_What the task asks_
Type every record exactly as it appears.

— start of Data lines —

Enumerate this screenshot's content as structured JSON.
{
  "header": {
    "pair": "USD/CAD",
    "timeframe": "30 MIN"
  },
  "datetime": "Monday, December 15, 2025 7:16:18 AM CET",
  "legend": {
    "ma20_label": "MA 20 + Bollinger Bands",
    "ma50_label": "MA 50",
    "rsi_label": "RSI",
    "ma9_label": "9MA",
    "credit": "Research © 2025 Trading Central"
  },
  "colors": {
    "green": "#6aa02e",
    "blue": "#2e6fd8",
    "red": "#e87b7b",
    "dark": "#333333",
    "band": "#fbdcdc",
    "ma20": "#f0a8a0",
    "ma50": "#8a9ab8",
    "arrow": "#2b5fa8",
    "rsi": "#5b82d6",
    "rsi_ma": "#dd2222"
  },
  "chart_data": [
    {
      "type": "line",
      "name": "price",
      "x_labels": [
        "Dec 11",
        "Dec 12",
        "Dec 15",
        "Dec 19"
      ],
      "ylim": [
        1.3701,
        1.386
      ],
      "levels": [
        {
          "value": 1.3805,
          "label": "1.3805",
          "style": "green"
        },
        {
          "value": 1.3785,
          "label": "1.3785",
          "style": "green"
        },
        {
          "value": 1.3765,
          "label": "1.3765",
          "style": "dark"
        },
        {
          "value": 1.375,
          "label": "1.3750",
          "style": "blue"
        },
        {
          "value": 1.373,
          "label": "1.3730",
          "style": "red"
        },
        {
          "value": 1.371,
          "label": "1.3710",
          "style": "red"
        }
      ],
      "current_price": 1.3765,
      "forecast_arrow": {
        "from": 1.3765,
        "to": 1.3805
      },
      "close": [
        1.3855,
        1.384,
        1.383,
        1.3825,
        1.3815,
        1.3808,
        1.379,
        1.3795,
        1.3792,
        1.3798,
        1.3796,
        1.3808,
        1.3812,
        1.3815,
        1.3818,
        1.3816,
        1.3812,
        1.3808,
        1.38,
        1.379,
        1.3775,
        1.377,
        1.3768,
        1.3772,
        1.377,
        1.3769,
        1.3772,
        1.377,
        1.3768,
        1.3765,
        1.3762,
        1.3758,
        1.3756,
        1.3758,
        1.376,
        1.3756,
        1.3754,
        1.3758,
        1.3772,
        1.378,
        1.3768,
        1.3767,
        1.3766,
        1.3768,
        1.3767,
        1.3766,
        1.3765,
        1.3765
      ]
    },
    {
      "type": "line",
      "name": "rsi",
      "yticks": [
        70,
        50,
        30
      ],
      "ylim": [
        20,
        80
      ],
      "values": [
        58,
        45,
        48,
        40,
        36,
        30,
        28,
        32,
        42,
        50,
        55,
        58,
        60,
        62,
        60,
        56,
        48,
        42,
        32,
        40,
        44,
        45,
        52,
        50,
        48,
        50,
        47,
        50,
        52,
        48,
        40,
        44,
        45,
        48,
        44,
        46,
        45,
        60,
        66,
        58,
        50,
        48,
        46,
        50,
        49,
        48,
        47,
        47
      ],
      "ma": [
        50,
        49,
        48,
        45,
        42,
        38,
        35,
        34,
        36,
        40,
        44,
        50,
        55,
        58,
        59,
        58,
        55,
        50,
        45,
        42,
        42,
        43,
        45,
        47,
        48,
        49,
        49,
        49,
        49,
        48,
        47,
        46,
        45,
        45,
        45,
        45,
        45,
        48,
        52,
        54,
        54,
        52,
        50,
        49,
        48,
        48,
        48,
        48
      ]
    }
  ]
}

— end of Data lines —

_Result of the exercise_
Enumerate this screenshot's content as structured JSON.
{
  "header": {
    "pair": "USD/CAD",
    "timeframe": "30 MIN"
  },
  "datetime": "Monday, December 15, 2025 7:16:18 AM CET",
  "legend": {
    "ma20_label": "MA 20 + Bollinger Bands",
    "ma50_label": "MA 50",
    "rsi_label": "RSI",
    "ma9_label": "9MA",
    "credit": "Research © 2025 Trading Central"
  },
  "colors": {
    "green": "#6aa02e",
    "blue": "#2e6fd8",
    "red": "#e87b7b",
    "dark": "#333333",
    "band": "#fbdcdc",
    "ma20": "#f0a8a0",
    "ma50": "#8a9ab8",
    "arrow": "#2b5fa8",
    "rsi": "#5b82d6",
    "rsi_ma": "#dd2222"
  },
  "chart_data": [
    {
      "type": "line",
      "name": "price",
      "x_labels": [
        "Dec 11",
        "Dec 12",
        "Dec 15",
        "Dec 19"
      ],
      "ylim": [
        1.3701,
        1.386
      ],
      "levels": [
        {
          "value": 1.3805,
          "label": "1.3805",
          "style": "green"
        },
        {
          "value": 1.3785,
          "label": "1.3785",
          "style": "green"
        },
        {
          "value": 1.3765,
          "label": "1.3765",
          "style": "dark"
        },
        {
          "value": 1.375,
          "label": "1.3750",
          "style": "blue"
        },
        {
          "value": 1.373,
          "label": "1.3730",
          "style": "red"
        },
        {
          "value": 1.371,
          "label": "1.3710",
          "style": "red"
        }
      ],
      "current_price": 1.3765,
      "forecast_arrow": {
        "from": 1.3765,
        "to": 1.3805
      },
      "close": [
        1.3855,
        1.384,
        1.383,
        1.3825,
        1.3815,
        1.3808,
        1.379,
        1.3795,
        1.3792,
        1.3798,
        1.3796,
        1.3808,
        1.3812,
        1.3815,
        1.3818,
        1.3816,
        1.3812,
        1.3808,
        1.38,
        1.379,
        1.3775,
        1.377,
        1.3768,
        1.3772,
        1.377,
        1.3769,
        1.3772,
        1.377,
        1.3768,
        1.3765,
        1.3762,
        1.3758,
        1.3756,
        1.3758,
        1.376,
        1.3756,
        1.3754,
        1.3758,
        1.3772,
        1.378,
        1.3768,
        1.3767,
        1.3766,
        1.3768,
        1.3767,
        1.3766,
        1.3765,
        1.3765
      ]
    },
    {
      "type": "line",
      "name": "rsi",
      "yticks": [
        70,
        50,
        30
      ],
      "ylim": [
        20,
        80
      ],
      "values": [
        58,
        45,
        48,
        40,
        36,
        30,
        28,
        32,
        42,
        50,
        55,
        58,
        60,
        62,
        60,
        56,
        48,
        42,
        32,
        40,
        44,
        45,
        52,
        50,
        48,
        50,
        47,
        50,
        52,
        48,
        40,
        44,
        45,
        48,
        44,
        46,
        45,
        60,
        66,
        58,
        50,
        48,
        46,
        50,
        49,
        48,
        47,
        47
      ],
      "ma": [
        50,
        49,
        48,
        45,
        42,
        38,
        35,
        34,
        36,
        40,
        44,
        50,
        55,
        58,
        59,
        58,
        55,
        50,
        45,
        42,
        42,
        43,
        45,
        47,
        48,
        49,
        49,
        49,
        49,
        48,
        47,
        46,
        45,
        45,
        45,
        45,
        45,
        48,
        52,
        54,
        54,
        52,
        50,
        49,
        48,
        48,
        48,
        48
      ]
    }
  ]
}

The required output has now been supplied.